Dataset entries
▬▬▬▬▬▬▬▬▬▬
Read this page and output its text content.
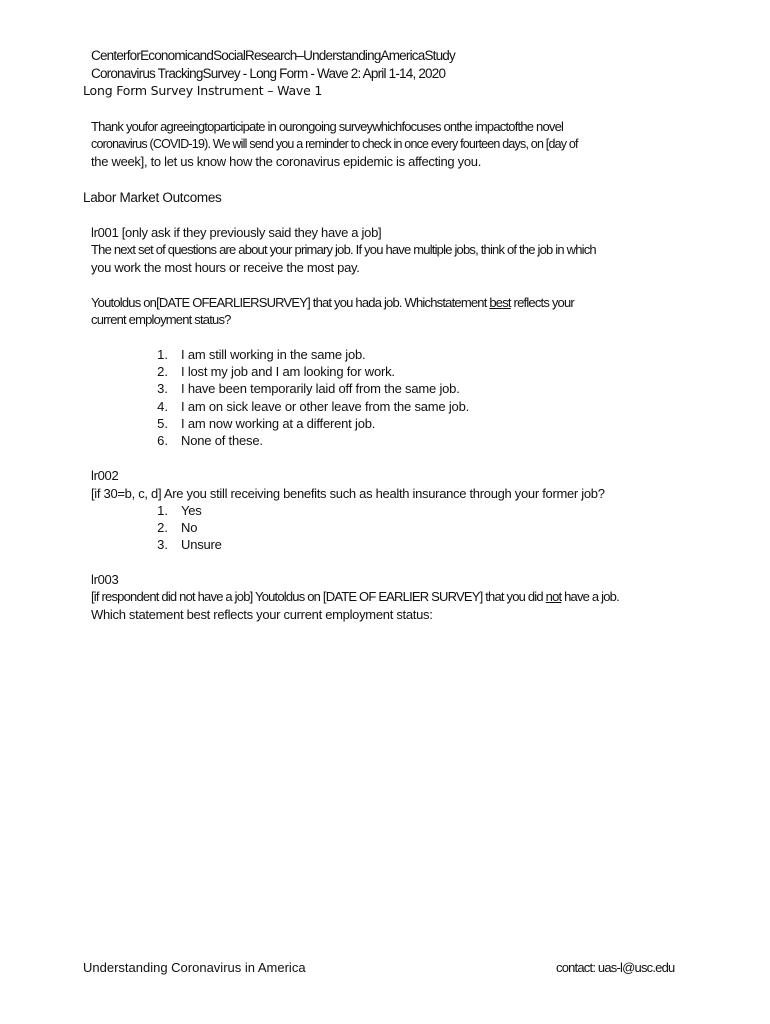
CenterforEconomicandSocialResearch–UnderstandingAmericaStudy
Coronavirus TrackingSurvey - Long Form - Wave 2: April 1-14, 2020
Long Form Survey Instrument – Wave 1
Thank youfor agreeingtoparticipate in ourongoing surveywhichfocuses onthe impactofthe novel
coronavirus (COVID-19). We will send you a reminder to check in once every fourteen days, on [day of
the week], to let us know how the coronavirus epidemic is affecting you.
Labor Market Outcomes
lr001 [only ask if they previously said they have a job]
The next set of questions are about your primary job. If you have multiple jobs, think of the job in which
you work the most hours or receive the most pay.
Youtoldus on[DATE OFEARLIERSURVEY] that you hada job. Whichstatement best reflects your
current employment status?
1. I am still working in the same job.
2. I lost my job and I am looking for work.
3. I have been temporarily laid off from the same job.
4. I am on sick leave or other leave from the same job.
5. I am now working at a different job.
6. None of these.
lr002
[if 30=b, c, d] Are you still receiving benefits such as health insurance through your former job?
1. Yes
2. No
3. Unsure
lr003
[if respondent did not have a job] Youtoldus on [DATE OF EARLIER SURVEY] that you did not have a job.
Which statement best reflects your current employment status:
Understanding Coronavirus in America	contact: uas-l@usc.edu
▬▬▬▬▬▬▬▬▬▬
* EXERCISE OBJECTIVE: Reproduce every record verbatim, please. Omit the images.

* FINISHED EXERCISE:
Read this page and output its text content.
CenterforEconomicandSocialResearch–UnderstandingAmericaStudy
Coronavirus TrackingSurvey - Long Form - Wave 2: April 1-14, 2020
Long Form Survey Instrument – Wave 1
Thank youfor agreeingtoparticipate in ourongoing surveywhichfocuses onthe impactofthe novel
coronavirus (COVID-19). We will send you a reminder to check in once every fourteen days, on [day of
the week], to let us know how the coronavirus epidemic is affecting you.
Labor Market Outcomes
lr001 [only ask if they previously said they have a job]
The next set of questions are about your primary job. If you have multiple jobs, think of the job in which
you work the most hours or receive the most pay.
Youtoldus on[DATE OFEARLIERSURVEY] that you hada job. Whichstatement best reflects your
current employment status?
1. I am still working in the same job.
2. I lost my job and I am looking for work.
3. I have been temporarily laid off from the same job.
4. I am on sick leave or other leave from the same job.
5. I am now working at a different job.
6. None of these.
lr002
[if 30=b, c, d] Are you still receiving benefits such as health insurance through your former job?
1. Yes
2. No
3. Unsure
lr003
[if respondent did not have a job] Youtoldus on [DATE OF EARLIER SURVEY] that you did not have a job.
Which statement best reflects your current employment status:
Understanding Coronavirus in America	contact: uas-l@usc.edu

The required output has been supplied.